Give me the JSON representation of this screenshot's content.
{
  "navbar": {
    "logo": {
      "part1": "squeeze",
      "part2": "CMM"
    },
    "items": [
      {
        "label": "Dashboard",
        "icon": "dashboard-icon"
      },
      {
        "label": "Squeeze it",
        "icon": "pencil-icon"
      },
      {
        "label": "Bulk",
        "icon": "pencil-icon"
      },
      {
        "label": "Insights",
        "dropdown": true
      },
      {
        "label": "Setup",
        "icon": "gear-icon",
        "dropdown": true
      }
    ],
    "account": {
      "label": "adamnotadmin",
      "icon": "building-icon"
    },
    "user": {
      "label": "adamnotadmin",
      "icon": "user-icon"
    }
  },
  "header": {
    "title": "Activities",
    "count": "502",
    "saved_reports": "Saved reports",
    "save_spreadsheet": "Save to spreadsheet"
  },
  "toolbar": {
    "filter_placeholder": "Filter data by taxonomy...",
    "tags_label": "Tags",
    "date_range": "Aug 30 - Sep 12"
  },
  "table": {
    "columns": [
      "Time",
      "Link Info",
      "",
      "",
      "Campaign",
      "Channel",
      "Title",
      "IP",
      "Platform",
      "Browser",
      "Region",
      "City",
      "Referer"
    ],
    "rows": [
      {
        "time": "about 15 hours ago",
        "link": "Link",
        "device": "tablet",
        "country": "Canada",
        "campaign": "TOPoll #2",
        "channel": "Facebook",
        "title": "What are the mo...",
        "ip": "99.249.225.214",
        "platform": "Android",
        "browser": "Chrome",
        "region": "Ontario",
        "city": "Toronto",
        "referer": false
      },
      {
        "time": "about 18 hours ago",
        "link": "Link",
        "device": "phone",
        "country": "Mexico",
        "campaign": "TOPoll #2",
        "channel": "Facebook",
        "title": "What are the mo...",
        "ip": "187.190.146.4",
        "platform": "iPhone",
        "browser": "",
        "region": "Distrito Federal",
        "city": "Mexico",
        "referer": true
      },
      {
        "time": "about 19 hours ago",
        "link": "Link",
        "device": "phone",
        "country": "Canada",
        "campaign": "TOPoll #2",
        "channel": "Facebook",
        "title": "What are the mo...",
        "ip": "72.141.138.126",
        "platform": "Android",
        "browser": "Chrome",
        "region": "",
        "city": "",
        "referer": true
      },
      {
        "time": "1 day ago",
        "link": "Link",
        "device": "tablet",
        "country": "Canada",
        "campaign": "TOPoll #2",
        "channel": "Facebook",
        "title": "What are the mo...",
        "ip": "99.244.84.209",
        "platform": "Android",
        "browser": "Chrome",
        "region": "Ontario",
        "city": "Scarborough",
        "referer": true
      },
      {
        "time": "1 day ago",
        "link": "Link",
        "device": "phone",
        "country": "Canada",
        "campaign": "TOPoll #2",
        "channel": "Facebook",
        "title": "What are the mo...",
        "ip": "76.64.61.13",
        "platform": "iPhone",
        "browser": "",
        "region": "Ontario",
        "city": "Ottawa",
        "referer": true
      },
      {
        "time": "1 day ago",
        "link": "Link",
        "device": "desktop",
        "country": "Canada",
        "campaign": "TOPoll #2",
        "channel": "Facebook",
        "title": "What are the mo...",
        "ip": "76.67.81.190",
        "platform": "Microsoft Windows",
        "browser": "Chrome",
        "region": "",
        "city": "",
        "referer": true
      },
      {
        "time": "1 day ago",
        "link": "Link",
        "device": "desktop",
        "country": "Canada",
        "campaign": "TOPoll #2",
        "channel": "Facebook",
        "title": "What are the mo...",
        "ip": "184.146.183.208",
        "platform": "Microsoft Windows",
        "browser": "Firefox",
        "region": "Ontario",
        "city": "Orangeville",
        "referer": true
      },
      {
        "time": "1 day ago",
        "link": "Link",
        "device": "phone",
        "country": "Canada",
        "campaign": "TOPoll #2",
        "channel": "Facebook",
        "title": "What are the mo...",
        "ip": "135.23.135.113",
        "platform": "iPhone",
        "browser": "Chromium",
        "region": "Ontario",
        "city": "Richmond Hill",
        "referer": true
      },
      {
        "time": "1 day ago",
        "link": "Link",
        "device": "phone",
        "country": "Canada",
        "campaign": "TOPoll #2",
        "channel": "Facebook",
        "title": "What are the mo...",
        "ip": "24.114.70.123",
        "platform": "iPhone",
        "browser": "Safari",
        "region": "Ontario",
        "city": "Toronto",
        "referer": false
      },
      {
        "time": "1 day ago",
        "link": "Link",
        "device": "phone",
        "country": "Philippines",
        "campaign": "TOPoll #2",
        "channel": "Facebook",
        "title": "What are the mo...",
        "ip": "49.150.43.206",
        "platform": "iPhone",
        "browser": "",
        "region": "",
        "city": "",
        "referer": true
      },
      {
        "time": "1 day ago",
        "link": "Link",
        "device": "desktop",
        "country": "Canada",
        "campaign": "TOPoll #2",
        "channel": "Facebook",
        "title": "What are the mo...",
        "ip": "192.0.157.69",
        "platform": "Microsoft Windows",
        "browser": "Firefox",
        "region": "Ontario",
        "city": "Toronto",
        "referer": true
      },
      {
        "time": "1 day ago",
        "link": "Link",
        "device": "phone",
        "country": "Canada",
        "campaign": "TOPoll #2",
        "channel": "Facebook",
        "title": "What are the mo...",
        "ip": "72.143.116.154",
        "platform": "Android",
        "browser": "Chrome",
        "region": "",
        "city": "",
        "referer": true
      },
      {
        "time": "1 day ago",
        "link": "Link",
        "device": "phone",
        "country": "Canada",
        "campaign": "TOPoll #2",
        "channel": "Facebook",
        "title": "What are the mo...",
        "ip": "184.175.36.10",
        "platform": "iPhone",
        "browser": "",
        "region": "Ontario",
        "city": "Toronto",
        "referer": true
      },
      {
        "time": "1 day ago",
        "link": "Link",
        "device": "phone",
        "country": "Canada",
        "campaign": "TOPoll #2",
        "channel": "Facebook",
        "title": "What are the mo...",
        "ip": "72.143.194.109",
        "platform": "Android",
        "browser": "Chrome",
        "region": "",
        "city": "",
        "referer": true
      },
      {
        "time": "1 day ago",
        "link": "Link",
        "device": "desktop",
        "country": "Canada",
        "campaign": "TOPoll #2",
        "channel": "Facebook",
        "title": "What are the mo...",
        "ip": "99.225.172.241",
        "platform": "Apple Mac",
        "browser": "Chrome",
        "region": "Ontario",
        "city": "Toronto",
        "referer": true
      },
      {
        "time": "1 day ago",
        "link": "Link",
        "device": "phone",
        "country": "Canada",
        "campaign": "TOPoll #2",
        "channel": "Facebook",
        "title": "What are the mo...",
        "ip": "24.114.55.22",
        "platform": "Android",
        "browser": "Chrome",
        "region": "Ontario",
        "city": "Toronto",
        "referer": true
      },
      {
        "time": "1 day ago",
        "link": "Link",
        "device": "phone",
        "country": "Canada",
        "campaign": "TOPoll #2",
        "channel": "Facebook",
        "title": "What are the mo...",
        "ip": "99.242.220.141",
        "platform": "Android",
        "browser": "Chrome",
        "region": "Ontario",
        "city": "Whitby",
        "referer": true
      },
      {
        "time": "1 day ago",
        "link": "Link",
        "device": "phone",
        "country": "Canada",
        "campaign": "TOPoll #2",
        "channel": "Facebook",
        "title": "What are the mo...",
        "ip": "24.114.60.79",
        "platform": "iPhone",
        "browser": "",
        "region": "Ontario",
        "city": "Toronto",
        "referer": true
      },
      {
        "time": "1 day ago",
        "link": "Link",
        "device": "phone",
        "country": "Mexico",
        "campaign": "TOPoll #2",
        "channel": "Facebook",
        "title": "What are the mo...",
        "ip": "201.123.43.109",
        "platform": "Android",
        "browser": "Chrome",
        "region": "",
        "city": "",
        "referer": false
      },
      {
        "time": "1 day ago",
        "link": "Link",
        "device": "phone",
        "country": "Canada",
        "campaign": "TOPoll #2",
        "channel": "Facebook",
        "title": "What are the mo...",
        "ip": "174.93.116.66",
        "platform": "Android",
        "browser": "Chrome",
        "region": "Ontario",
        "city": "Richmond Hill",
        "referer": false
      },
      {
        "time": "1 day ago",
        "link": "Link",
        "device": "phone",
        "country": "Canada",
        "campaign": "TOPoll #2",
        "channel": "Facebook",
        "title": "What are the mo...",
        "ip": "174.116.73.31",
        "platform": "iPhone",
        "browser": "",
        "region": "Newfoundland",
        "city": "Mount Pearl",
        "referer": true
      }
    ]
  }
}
+ + + +
Work instructions = Lines that hold the word "about" are the ones to return, every one of them.

The answer =
        "time": "about 15 hours ago",
        "time": "about 18 hours ago",
        "time": "about 19 hours ago",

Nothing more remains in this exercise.